Your task is to gather the lines below that hold the string "rate".

==============================

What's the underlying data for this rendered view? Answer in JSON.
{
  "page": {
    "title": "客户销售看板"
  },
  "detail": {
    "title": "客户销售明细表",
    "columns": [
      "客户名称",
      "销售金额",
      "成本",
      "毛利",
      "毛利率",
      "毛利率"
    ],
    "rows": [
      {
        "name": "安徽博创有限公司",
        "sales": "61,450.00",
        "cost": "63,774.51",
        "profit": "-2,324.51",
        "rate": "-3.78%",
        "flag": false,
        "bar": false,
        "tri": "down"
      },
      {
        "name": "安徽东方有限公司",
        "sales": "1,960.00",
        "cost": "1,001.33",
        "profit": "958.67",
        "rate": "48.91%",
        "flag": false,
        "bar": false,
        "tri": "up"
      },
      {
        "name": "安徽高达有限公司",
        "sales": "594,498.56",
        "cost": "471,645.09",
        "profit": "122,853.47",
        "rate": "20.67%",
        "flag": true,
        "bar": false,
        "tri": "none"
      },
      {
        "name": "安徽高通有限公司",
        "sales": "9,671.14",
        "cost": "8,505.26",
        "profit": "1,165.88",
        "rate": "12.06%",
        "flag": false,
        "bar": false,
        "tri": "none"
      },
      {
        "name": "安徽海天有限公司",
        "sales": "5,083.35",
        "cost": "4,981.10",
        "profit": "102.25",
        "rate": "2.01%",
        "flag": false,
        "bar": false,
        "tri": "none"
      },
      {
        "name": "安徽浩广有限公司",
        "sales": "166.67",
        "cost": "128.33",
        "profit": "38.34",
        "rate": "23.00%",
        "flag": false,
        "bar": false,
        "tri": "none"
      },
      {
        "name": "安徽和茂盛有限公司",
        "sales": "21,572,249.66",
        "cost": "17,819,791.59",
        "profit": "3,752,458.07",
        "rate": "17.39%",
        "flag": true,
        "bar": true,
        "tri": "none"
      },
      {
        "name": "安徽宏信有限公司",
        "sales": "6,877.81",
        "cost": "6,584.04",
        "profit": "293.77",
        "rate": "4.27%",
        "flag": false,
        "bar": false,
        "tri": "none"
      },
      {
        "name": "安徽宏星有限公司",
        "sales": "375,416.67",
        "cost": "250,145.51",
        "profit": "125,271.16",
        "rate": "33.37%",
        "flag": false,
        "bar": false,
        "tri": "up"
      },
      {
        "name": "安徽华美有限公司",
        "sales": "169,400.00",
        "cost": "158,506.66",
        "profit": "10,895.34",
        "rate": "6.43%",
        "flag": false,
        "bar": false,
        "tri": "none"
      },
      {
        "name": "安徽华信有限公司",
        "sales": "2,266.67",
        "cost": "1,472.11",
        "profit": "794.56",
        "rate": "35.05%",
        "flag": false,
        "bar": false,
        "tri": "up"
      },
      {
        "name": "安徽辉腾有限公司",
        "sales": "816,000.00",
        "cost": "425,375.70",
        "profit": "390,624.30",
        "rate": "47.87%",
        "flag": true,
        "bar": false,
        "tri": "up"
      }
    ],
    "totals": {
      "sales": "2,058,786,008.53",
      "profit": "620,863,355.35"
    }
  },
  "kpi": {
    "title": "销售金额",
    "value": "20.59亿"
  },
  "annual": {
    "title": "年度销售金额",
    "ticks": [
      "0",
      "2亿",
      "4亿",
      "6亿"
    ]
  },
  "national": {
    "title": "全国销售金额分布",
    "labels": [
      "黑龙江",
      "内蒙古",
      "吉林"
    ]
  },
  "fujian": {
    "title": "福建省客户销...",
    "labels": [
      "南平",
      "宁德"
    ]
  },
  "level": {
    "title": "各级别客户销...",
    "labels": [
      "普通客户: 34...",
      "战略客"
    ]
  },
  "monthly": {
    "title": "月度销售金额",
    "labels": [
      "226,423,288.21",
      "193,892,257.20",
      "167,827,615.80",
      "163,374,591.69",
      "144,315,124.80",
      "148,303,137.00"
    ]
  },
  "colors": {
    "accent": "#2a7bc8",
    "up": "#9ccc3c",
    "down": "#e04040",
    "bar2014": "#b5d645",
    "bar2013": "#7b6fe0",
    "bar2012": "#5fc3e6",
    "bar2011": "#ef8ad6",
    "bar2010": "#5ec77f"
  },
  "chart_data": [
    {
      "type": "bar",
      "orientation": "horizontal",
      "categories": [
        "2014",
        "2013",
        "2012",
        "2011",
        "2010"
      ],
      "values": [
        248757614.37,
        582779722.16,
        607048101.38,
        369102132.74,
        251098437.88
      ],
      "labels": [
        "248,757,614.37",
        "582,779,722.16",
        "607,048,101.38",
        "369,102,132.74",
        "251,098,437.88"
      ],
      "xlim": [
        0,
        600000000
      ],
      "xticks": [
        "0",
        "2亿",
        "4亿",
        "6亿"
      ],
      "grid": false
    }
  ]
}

==============================

**THE REPLY**
        "rate": "-3.78%",
        "rate": "48.91%",
        "rate": "20.67%",
        "rate": "12.06%",
        "rate": "2.01%",
        "rate": "23.00%",
        "rate": "17.39%",
        "rate": "4.27%",
        "rate": "33.37%",
        "rate": "6.43%",
        "rate": "35.05%",
        "rate": "47.87%",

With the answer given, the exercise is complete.